Jaleel Johnson (born July 12, 1994) is an American football defensive end for the Atlanta Falcons of the National Football League (NFL). He played college football at Iowa. Johnson was drafted by the Minnesota Vikings in the fourth round, 109th overall of the 2017 NFL Draft.

Early years
Born in New York City, Johnson grew up in a rough neighborhood in Brooklyn. As a teenager, his parents sent him to live with an aunt in Chicago where he had a better chance to thrive. He played football and wrestled at St. Joseph High School in Westchester, Illinois, where he was a three-year starter as a defensive tackle and offensive lineman and was named first-team All-area. However, in the middle of his junior year, due to a coaching change and a losing season, Johnson transferred to Montini Catholic High School for his senior season, and in his only campaign at Montini, Johnson was named team captain and earned first-team All-state, All-conference and All-area honors as well as prep All-America recognition after helping the Broncos post 12-2 a record while winning the state championship, finishing with a 70-45 victory over Joliet Catholic. He recorded 80 tackles, including five tackles for loss, three sacks and nine pressures. During his time at St. Joseph, Johnson also earned two letters as a heavyweight wrestler.

Exercise directions —
Please answer from the Jaleel Johnson biography: which high school did he transfer to for his senior season?

Material shown —
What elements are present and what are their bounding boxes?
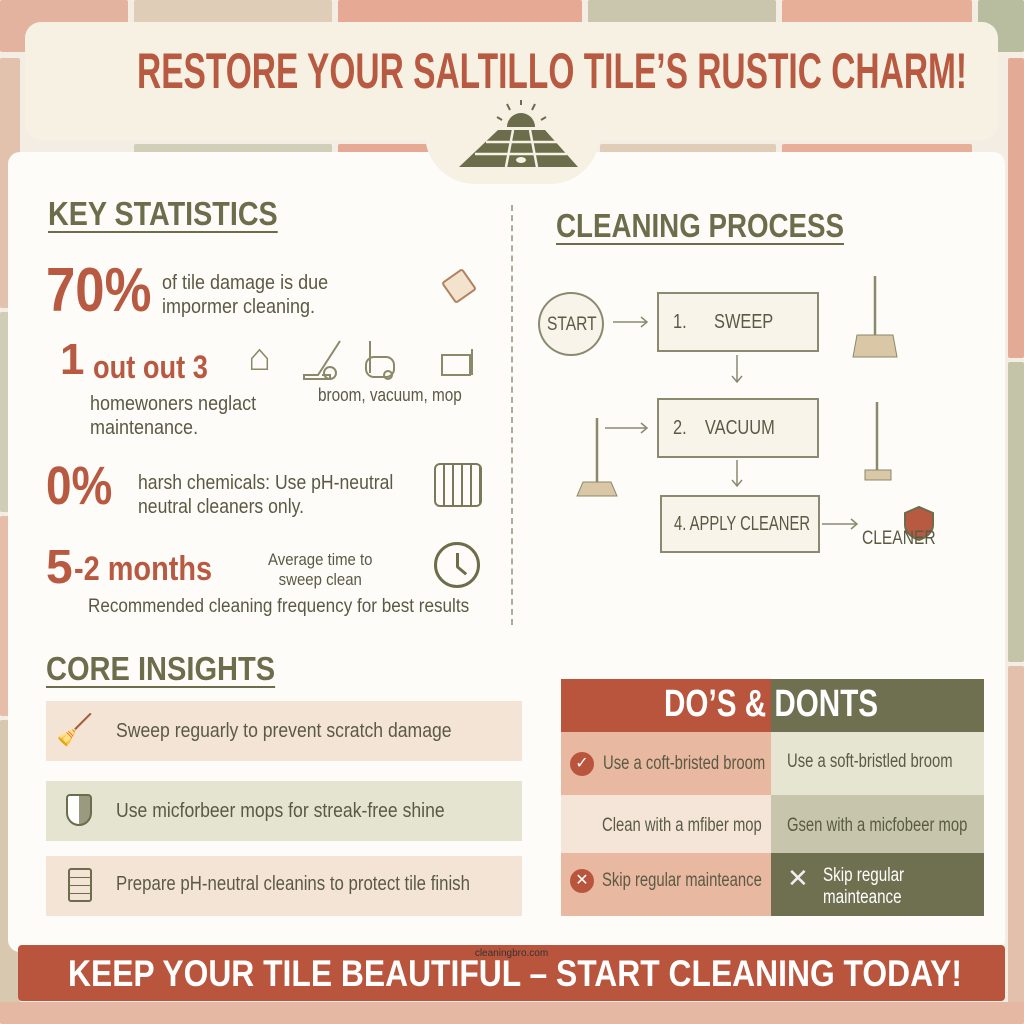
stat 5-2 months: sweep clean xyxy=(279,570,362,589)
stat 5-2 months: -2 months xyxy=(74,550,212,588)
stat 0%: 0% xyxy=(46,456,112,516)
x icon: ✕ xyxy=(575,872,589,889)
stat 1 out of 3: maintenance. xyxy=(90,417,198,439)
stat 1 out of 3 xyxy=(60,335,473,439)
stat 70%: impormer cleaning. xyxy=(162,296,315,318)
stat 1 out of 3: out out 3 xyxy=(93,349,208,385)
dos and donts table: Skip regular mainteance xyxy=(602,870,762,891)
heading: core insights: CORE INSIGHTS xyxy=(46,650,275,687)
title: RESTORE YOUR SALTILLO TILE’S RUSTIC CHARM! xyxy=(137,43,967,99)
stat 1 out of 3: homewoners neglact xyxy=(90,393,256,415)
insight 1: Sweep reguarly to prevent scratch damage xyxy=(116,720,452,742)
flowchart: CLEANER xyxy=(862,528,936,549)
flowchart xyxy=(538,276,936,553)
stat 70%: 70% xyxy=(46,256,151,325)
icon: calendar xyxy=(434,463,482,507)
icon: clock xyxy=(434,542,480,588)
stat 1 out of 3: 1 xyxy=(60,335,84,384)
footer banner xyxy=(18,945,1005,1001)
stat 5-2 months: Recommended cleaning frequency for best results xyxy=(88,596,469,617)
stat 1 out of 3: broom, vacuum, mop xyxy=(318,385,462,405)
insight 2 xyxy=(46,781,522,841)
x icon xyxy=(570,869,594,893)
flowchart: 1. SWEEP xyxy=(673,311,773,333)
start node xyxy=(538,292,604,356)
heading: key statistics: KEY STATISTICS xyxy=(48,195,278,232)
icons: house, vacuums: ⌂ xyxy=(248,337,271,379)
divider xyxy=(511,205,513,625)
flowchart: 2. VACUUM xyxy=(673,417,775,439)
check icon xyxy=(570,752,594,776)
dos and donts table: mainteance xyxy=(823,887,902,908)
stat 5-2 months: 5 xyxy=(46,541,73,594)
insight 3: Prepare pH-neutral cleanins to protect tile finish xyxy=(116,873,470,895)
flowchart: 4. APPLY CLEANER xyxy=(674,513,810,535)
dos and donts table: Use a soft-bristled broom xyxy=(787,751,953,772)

Task response —
Montini Catholic High School